## [TASK STATEMENT]
Transcribe the entries that follow exactly as they appear, minus pictures.

[Saved entries]
____________________
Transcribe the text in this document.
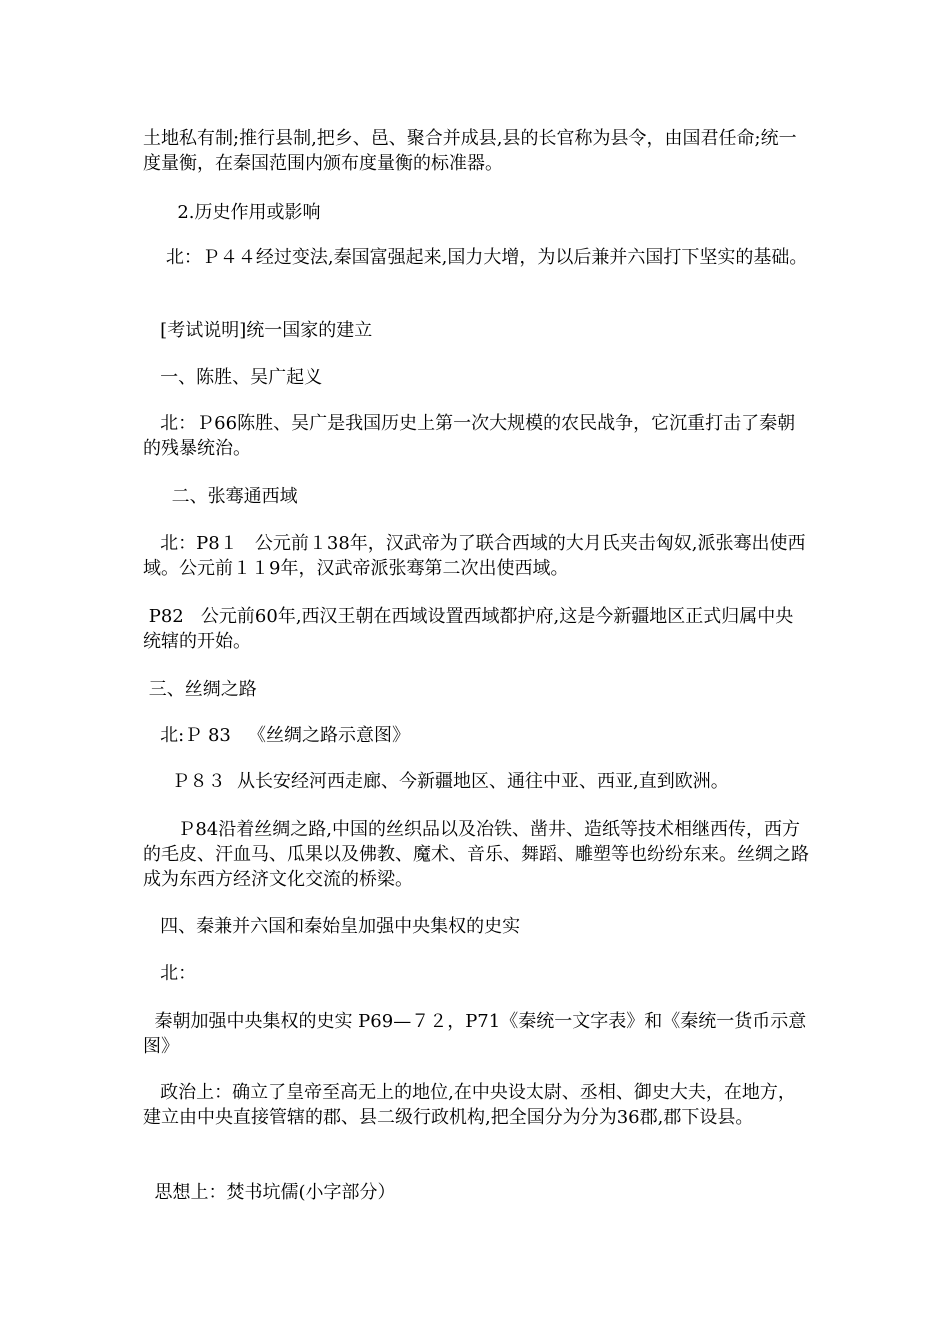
土地私有制;推行县制,把乡、邑、聚合并成县,县的长官称为县令，由国君任命;统一度量衡，在秦国范围内颁布度量衡的标准器。

2.历史作用或影响

北：Ｐ４４经过变法,秦国富强起来,国力大增，为以后兼并六国打下坚实的基础。

[考试说明]统一国家的建立

一、陈胜、吴广起义

北：Ｐ66陈胜、吴广是我国历史上第一次大规模的农民战争，它沉重打击了秦朝的残暴统治。

二、张骞通西域

北：P8１   公元前１38年，汉武帝为了联合西域的大月氏夹击匈奴,派张骞出使西域。公元前１１9年，汉武帝派张骞第二次出使西域。

P82   公元前60年,西汉王朝在西域设置西域都护府,这是今新疆地区正式归属中央统辖的开始。

三、丝绸之路

北:Ｐ 83   《丝绸之路示意图》

Ｐ８３  从长安经河西走廊、今新疆地区、通往中亚、西亚,直到欧洲。

Ｐ84沿着丝绸之路,中国的丝织品以及冶铁、凿井、造纸等技术相继西传，西方的毛皮、汗血马、瓜果以及佛教、魔术、音乐、舞蹈、雕塑等也纷纷东来。丝绸之路成为东西方经济文化交流的桥梁。

四、秦兼并六国和秦始皇加强中央集权的史实

北：

秦朝加强中央集权的史实 P69—７２，P71《秦统一文字表》和《秦统一货币示意图》

政治上：确立了皇帝至高无上的地位,在中央设太尉、丞相、御史大夫，在地方，建立由中央直接管辖的郡、县二级行政机构,把全国分为分为36郡,郡下设县。

思想上：焚书坑儒(小字部分）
____________________
## [FINISHED ANSWER]
Transcribe the text in this document.
土地私有制;推行县制,把乡、邑、聚合并成县,县的长官称为县令，由国君任命;统一度量衡，在秦国范围内颁布度量衡的标准器。

2.历史作用或影响

北：Ｐ４４经过变法,秦国富强起来,国力大增，为以后兼并六国打下坚实的基础。

[考试说明]统一国家的建立

一、陈胜、吴广起义

北：Ｐ66陈胜、吴广是我国历史上第一次大规模的农民战争，它沉重打击了秦朝的残暴统治。

二、张骞通西域

北：P8１   公元前１38年，汉武帝为了联合西域的大月氏夹击匈奴,派张骞出使西域。公元前１１9年，汉武帝派张骞第二次出使西域。

P82   公元前60年,西汉王朝在西域设置西域都护府,这是今新疆地区正式归属中央统辖的开始。

三、丝绸之路

北:Ｐ 83   《丝绸之路示意图》

Ｐ８３  从长安经河西走廊、今新疆地区、通往中亚、西亚,直到欧洲。

Ｐ84沿着丝绸之路,中国的丝织品以及冶铁、凿井、造纸等技术相继西传，西方的毛皮、汗血马、瓜果以及佛教、魔术、音乐、舞蹈、雕塑等也纷纷东来。丝绸之路成为东西方经济文化交流的桥梁。

四、秦兼并六国和秦始皇加强中央集权的史实

北：

秦朝加强中央集权的史实 P69—７２，P71《秦统一文字表》和《秦统一货币示意图》

政治上：确立了皇帝至高无上的地位,在中央设太尉、丞相、御史大夫，在地方，建立由中央直接管辖的郡、县二级行政机构,把全国分为分为36郡,郡下设县。

思想上：焚书坑儒(小字部分）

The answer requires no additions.